**What you will do**: Please answer from the discussion of programming language versions: what example name does it give for something expected to provide a subset of Python?

**Exercise text**:
Otherwise I'd be very careful, and especially if it's actually a language with multiple implementations.

That is why we have version numbers.

Usually languages are extended. C++11 and C++14 are different languages, although the first is a subset of the second. That does not always hold. For example, Python2 and Python3 are different languages.

In line with the article: If you only provide a subset, give it a different name. Prepend a "mini" or "micro" or whatever. For example, "MiniPython" would be expected to provide a subset of Python.

> That is why we have version numbers.

This is why the authority for the language has version numbers. If it's just your compiler, it's a bit impertinent if not outright illegal to call it C 2.4.

And depending on the amount of changes, I don't think this is necessarily a good idea. Perl 6 comes to mind.

Python2 and Python3 are different languages.

I think this is a bad example, because they want to abandon Python2 and move everyone to Python3, yet, almost 10 years later, many people are still using Python2. So I would say that the Python way is NOT how one should keep a language lean.

I think it is the way you keep a language lean. If you want Python 3, you have only a few choices: You can make very few changes from Python 2, you can make breaking changes, or you can extend but not break. If you make very few changes, the language doesn't progress very much. If you extend but don't break, the language progresses, but it doesn't stay lean. If you make breaking changes, the language can stay lean, but you lose a bunch of users who stay with the previous version.

There is no perfect answer. Progressing, lean, and compatible: pick at most two.

The claim here is that if a language is not hyper-extensible the community will add crufty features to it over time and that is why languages originated by Niklaus Wirth are getting crufty.

But was Pascal ever more more minimal than C11? Maybe by some metrics, but the difference cannot be big.

Stored data:
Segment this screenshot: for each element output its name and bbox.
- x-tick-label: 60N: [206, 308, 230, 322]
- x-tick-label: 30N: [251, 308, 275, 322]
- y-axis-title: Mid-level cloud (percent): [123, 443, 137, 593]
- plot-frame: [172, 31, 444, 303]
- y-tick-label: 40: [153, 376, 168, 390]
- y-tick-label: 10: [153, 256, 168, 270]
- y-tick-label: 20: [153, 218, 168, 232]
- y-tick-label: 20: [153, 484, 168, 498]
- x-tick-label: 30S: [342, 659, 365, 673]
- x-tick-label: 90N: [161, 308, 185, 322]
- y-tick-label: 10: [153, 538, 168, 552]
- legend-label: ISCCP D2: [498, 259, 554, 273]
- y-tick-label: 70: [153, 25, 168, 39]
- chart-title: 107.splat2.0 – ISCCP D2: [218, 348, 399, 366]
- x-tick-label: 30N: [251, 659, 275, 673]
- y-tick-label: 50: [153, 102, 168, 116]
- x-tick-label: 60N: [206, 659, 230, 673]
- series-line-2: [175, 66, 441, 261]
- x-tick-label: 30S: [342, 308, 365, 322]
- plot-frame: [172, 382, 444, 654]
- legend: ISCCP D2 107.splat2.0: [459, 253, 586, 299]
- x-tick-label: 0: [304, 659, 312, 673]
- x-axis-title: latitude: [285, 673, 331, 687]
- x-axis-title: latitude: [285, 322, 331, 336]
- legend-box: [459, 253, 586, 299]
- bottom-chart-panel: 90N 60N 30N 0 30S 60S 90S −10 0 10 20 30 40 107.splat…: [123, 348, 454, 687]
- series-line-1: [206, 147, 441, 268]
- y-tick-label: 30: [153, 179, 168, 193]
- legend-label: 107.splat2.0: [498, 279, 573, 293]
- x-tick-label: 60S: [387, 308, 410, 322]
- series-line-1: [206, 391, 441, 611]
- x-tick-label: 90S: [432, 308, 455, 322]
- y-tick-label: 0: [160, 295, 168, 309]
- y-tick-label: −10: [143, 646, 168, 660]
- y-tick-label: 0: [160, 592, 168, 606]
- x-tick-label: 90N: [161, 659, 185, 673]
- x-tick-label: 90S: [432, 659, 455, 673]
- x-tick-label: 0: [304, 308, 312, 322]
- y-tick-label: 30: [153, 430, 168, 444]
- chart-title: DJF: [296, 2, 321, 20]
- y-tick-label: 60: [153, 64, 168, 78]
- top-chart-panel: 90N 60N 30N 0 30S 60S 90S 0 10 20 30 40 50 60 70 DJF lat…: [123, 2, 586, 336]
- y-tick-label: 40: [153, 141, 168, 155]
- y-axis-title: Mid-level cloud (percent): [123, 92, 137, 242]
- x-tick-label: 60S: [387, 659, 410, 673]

**Reply to the task**: "MiniPython"